--- START Extracted material ---

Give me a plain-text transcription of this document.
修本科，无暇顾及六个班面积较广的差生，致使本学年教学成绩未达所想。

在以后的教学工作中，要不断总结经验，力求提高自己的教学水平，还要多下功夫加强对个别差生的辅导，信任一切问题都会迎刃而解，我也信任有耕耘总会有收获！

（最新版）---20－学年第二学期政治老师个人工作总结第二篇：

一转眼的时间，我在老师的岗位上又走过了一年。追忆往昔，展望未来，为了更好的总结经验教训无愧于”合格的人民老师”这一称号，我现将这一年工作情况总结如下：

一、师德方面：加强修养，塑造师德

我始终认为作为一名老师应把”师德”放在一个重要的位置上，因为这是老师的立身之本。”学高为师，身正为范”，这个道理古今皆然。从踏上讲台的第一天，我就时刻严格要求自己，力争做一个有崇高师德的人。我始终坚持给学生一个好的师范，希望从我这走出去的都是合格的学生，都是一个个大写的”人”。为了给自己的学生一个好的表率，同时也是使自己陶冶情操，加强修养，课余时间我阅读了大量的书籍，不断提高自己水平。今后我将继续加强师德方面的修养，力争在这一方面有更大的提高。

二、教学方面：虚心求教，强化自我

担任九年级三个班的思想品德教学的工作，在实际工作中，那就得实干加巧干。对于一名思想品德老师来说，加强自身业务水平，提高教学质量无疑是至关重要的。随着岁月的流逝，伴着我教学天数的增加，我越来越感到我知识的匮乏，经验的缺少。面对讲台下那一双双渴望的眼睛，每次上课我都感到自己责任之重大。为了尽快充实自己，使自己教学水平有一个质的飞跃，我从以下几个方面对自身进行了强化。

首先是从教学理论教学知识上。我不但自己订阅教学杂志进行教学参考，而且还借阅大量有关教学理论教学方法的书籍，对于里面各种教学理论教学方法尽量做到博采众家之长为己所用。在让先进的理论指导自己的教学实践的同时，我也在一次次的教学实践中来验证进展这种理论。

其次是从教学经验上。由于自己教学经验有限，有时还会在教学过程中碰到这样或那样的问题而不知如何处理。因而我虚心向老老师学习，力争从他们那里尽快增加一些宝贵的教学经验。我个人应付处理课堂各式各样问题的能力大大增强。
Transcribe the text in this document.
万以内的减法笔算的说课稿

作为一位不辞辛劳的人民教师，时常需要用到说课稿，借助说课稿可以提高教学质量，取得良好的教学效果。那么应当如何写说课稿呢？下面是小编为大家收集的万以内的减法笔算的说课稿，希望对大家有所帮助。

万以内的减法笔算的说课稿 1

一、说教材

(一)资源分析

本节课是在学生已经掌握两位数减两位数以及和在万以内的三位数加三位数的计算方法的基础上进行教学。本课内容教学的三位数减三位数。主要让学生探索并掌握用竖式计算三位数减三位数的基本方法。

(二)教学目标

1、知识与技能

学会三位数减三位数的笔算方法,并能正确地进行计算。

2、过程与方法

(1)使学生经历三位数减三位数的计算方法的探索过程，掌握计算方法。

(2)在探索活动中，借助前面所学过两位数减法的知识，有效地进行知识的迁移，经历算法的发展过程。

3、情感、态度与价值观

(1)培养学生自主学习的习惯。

--- END Extracted material ---

Find "Transcribe the text in this document." in the data above, then repeat that line and all lines after it exactly, ending with the final line.

Task output:
Transcribe the text in this document.
万以内的减法笔算的说课稿

作为一位不辞辛劳的人民教师，时常需要用到说课稿，借助说课稿可以提高教学质量，取得良好的教学效果。那么应当如何写说课稿呢？下面是小编为大家收集的万以内的减法笔算的说课稿，希望对大家有所帮助。

万以内的减法笔算的说课稿 1

一、说教材

(一)资源分析

本节课是在学生已经掌握两位数减两位数以及和在万以内的三位数加三位数的计算方法的基础上进行教学。本课内容教学的三位数减三位数。主要让学生探索并掌握用竖式计算三位数减三位数的基本方法。

(二)教学目标

1、知识与技能

学会三位数减三位数的笔算方法,并能正确地进行计算。

2、过程与方法

(1)使学生经历三位数减三位数的计算方法的探索过程，掌握计算方法。

(2)在探索活动中，借助前面所学过两位数减法的知识，有效地进行知识的迁移，经历算法的发展过程。

3、情感、态度与价值观

(1)培养学生自主学习的习惯。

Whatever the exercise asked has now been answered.